• [AIM] Count the lines in the records below that contain the string "设计进水BOD", matching case exactly, and reply with the number alone.
----- DATA EXTRACT
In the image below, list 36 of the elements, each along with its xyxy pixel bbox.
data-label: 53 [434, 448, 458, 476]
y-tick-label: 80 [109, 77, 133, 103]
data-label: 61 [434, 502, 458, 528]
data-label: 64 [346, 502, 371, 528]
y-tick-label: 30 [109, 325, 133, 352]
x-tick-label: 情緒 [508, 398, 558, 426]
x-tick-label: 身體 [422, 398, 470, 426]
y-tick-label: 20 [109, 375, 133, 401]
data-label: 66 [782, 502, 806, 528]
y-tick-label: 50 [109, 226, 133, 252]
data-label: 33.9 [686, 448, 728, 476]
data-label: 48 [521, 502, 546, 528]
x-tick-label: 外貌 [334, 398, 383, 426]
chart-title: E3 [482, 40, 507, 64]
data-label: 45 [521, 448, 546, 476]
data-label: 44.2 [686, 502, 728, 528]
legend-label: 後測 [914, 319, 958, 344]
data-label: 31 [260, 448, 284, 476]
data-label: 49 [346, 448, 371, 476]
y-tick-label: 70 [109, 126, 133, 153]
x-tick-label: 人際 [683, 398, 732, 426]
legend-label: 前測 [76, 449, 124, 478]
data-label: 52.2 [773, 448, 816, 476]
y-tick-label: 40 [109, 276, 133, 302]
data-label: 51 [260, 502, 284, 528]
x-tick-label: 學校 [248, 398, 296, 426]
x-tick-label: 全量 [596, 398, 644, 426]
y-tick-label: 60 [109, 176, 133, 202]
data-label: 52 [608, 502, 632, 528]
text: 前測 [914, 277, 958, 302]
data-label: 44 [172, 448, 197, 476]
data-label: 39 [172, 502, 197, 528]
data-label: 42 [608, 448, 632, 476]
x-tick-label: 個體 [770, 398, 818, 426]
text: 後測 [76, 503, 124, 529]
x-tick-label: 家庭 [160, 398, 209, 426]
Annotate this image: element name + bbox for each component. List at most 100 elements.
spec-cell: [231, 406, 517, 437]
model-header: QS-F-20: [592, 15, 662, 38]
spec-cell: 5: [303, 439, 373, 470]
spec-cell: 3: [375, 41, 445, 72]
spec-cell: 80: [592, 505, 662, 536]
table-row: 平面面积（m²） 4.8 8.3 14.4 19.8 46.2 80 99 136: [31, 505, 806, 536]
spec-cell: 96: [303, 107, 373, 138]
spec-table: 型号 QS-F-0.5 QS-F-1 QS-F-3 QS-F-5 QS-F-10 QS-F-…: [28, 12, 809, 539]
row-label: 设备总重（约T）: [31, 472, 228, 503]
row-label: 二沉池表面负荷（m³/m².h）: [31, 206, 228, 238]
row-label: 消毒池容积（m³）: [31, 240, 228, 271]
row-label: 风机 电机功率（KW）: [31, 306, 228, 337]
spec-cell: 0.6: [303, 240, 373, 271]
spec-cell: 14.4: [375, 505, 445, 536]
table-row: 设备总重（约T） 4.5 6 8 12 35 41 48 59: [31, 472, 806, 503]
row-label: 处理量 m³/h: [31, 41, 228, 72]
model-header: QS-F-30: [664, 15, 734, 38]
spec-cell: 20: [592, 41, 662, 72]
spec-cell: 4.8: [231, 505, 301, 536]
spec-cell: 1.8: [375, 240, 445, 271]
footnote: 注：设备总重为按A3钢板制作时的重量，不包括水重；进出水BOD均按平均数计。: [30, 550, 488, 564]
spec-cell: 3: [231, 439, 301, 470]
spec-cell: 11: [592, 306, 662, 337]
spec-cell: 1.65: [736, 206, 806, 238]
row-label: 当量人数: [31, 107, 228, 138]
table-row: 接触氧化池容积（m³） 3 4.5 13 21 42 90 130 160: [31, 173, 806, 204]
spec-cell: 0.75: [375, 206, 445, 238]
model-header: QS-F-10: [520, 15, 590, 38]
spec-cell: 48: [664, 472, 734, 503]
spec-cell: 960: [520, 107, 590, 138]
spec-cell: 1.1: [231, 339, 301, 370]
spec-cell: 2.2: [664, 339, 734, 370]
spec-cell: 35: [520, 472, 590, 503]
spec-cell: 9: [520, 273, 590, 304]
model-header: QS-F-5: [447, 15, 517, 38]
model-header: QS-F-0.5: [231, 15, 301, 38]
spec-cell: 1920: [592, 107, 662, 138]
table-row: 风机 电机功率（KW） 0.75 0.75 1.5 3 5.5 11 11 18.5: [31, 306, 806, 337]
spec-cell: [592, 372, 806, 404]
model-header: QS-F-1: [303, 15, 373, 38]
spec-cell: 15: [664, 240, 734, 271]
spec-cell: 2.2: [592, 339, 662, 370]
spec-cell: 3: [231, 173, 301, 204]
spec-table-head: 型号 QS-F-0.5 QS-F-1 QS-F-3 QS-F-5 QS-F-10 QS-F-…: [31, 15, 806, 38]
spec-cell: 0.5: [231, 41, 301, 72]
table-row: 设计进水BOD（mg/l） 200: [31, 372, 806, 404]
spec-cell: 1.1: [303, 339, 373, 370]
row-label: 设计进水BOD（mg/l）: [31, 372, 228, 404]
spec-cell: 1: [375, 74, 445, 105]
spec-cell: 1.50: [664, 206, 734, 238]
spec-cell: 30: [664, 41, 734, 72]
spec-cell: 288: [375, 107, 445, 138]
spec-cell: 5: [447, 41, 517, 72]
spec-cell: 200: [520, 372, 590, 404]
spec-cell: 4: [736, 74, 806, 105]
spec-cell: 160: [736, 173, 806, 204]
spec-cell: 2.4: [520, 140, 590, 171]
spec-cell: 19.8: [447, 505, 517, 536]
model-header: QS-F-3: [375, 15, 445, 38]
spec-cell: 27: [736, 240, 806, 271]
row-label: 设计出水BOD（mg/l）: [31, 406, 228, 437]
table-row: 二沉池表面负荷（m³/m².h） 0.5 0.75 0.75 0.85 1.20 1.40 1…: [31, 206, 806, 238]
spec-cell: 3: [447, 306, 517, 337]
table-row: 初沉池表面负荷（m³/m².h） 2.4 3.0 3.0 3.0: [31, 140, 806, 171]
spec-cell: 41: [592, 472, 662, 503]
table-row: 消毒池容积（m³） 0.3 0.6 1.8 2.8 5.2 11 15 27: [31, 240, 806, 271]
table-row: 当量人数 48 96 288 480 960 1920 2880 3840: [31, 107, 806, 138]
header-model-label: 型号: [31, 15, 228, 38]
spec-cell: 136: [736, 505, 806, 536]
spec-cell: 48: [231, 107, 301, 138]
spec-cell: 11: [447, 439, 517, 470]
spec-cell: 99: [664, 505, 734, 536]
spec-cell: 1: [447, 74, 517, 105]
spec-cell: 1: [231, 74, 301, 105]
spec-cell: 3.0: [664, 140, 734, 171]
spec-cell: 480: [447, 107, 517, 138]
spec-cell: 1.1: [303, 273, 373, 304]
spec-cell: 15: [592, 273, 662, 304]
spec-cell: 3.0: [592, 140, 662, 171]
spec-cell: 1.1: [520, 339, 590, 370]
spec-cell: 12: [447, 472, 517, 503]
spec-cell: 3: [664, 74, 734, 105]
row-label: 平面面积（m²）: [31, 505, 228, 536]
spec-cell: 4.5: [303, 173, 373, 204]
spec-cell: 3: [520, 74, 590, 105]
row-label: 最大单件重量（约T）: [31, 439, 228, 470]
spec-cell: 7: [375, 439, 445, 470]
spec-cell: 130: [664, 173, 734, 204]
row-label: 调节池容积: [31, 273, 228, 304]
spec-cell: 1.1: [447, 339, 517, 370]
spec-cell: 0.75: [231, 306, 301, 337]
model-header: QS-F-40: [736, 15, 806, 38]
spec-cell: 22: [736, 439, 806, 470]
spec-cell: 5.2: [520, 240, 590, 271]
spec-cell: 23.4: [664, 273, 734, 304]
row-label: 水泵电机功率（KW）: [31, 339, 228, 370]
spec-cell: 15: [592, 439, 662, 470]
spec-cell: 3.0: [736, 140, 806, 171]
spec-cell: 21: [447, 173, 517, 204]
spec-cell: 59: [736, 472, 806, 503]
----------
• [EXERCISE SOLUTION] 2